### GIVEN INSTRUCTION
Filter the data for lines with the word "this", then copy every line so identified.
........
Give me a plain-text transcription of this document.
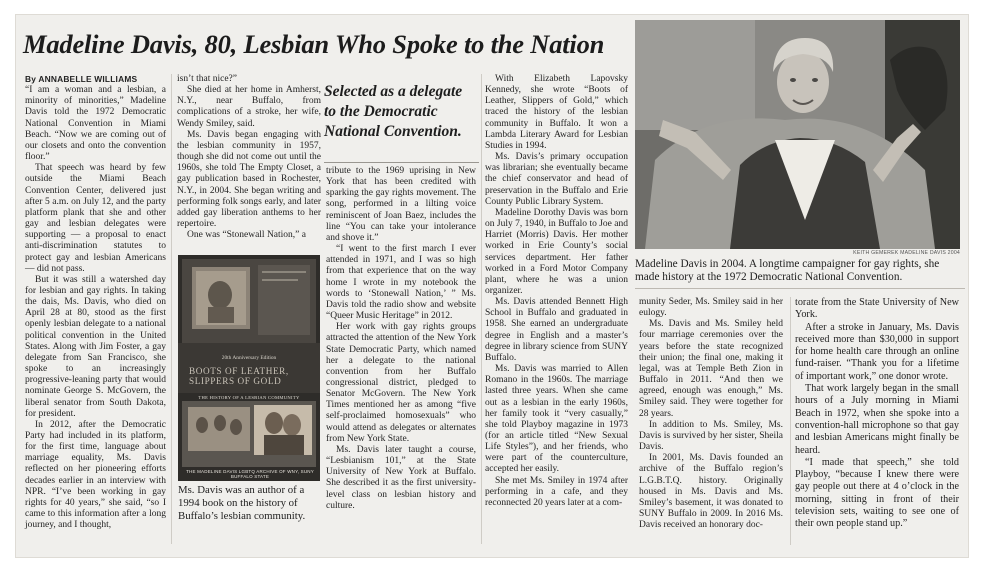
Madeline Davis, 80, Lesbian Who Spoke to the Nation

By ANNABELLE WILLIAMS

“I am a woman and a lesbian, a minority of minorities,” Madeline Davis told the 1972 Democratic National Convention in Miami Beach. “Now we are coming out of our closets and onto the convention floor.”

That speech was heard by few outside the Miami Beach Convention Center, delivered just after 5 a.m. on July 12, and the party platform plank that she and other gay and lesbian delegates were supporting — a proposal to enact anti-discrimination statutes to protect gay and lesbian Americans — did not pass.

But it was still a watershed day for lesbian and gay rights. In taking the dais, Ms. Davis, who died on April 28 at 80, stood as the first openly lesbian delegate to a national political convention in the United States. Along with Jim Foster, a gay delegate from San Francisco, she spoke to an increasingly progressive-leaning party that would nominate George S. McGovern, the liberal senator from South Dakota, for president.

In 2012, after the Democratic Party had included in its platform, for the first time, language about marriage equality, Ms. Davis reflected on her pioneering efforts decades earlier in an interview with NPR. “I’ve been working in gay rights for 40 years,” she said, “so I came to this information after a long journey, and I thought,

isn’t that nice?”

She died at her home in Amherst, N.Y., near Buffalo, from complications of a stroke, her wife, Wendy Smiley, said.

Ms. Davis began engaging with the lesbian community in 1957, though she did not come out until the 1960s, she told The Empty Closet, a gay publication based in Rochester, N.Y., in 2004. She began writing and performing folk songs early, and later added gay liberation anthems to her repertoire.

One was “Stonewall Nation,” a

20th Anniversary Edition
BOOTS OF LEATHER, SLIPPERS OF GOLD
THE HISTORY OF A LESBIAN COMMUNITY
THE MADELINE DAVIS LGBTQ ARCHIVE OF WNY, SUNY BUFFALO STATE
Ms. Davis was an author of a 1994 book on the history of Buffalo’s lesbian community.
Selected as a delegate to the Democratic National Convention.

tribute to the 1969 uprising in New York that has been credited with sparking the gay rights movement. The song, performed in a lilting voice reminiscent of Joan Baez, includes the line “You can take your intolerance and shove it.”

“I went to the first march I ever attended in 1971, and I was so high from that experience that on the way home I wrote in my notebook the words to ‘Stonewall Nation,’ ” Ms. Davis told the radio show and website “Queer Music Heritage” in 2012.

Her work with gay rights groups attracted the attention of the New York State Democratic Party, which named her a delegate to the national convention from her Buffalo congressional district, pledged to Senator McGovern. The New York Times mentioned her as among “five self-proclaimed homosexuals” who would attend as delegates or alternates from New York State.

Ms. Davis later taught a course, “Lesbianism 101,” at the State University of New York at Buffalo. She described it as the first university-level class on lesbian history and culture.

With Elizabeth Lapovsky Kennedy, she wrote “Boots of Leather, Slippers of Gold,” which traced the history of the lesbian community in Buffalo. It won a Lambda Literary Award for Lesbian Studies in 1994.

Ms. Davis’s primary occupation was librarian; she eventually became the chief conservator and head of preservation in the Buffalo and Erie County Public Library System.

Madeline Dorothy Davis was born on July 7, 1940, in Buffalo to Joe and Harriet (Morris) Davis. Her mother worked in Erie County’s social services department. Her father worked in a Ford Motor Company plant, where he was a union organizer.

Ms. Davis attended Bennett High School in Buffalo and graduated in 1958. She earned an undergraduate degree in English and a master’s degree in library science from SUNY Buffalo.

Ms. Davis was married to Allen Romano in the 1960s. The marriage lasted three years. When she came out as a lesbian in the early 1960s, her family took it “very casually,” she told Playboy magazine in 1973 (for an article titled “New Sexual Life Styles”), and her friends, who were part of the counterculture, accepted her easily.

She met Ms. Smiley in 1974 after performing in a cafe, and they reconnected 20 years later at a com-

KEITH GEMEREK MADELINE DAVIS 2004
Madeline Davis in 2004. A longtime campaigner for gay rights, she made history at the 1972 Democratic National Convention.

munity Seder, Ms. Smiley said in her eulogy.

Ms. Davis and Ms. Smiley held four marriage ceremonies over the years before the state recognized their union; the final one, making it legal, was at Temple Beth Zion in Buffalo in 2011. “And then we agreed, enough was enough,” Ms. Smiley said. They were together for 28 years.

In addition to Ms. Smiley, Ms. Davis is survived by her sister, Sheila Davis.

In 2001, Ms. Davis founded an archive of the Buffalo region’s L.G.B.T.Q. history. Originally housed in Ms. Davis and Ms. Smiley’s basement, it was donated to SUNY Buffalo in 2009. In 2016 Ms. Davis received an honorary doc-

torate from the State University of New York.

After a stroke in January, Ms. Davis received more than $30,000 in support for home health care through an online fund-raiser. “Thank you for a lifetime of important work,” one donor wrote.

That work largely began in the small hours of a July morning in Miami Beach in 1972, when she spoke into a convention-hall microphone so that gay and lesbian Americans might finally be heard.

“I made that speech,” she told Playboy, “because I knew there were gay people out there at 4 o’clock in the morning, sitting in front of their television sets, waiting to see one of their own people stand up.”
........
### ANSWER
Give me a plain-text transcription of this document.
In 2012, after the Democratic Party had included in its platform, for the first time, language about marriage equality, Ms. Davis reflected on her pioneering efforts decades earlier in an interview with NPR. “I’ve been working in gay rights for 40 years,” she said, “so I came to this information after a long journey, and I thought,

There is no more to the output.